* **Problem 1**: In the program repair text, reproduce the passage from "Automatic bug-fixing is" to "the 10 cases." word for word.
* **Problem 2**: Which tools have their own entries under the "C" heading of the program repair text? List them.
* **Problem 3**: According to the program repair text, how many real-world defects does the Manybugs benchmark contain?

* **Reading passage**:
=== Begin Enclosure ===

A broader limitation is developer trust: a survey of more than 100 software practitioners found that existing test-suite-based repair tools cannot produce high-quality patches within a top-10 ranking and an acceptable time bound of one hour, and that developer trust is a prerequisite for wider adoption of automatic program repair.

== Benchmarks ==

Benchmarks of bugs typically focus on one specific programming language.
In C, the Manybugs benchmark collected by GenProg authors contains 69 real world defects and it is widely used to evaluate many other bug-fixing tools for C.

In Java, the main benchmark is Defects4J now extensively used in most research papers on program repair for Java. A detailed study of 395 Defects4J patches found that 92% modify a single file, the median patch size is four lines, and nine repair patterns cover 95% of the bugs. Alternative benchmarks exist, such as the Quixbugs benchmark, which contains original bugs and has been used in program repair research. Other benchmarks of Java bugs include Bugs.jar, based on past commits.

== Example tools ==

Automatic bug-fixing is an active research topic in computer science. There are many implementations of various bug-fixing techniques especially for C and Java programs. Note that most of these implementations are research prototypes for demonstrating their techniques, i.e., it is unclear whether their current implementations are ready for industrial usage or not.

=== C ===

- ClearView: A generate-and-validate tool of generating binary patches for deployed systems. It is evaluated on 10 security vulnerability cases. A later study shows that it generates correct patches for at least 4 of the 10 cases.
- GenProg: A seminal generate-and-validate bug-fixing tool. It has been extensively studied in the context of the ManyBugs benchmark.
- SemFix: The first solver-based bug-fixing tool for C.
- CodePhage: The first bug-fixing tool that directly transfer code across programs to generate patch for C program. Note that although it generates C patches, it can extract code from binary programs without source code.
- LeakFix: A tool that automatically fixes memory leaks in C programs.
- Prophet: The first generate-and-validate tool that uses machine learning techniques to learn useful knowledge from past human patches to recognize correct patches. It is evaluated on the same benchmark as GenProg and generate correct patches (i.e., equivalent to human patches) for 18 out of 69 cases.
- SearchRepair: A tool for replacing buggy code using snippets of code from elsewhere. It is evaluated on the IntroClass benchmark and generates much higher quality patches on that benchmark than GenProg, RSRepair, and AE.

=== End Enclosure ===

* **Entries supplied**:
=== Begin Enclosure ===

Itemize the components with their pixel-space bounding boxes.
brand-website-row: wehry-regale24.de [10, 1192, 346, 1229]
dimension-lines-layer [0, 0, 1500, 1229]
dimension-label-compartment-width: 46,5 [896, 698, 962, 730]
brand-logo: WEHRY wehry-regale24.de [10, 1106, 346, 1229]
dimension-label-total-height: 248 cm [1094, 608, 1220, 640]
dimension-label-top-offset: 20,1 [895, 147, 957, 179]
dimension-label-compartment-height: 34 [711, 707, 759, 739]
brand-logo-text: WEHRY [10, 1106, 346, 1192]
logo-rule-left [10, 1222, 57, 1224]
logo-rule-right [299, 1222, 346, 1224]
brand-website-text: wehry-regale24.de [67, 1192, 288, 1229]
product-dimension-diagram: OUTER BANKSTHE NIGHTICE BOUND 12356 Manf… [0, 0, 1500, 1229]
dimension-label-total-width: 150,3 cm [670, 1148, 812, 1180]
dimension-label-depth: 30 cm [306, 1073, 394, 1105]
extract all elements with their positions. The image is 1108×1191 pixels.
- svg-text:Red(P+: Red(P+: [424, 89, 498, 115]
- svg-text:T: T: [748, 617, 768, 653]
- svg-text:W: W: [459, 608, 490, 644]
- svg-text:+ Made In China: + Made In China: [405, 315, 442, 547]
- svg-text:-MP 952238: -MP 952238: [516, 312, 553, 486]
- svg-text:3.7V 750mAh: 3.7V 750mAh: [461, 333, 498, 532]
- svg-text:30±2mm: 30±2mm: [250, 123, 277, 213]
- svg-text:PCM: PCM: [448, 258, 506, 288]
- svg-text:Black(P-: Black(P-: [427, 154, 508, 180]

=== End Enclosure ===

* **Problem solution 1**:
Automatic bug-fixing is an active research topic in computer science. There are many implementations of various bug-fixing techniques especially for C and Java programs. Note that most of these implementations are research prototypes for demonstrating their techniques, i.e., it is unclear whether their current implementations are ready for industrial usage or not.

=== C ===

- ClearView: A generate-and-validate tool of generating binary patches for deployed systems. It is evaluated on 10 security vulnerability cases. A later study shows that it generates correct patches for at least 4 of the 10 cases.

* **Problem solution 2**: ClearView, GenProg, SemFix, CodePhage, LeakFix, Prophet, SearchRepair

* **Problem solution 3**: 69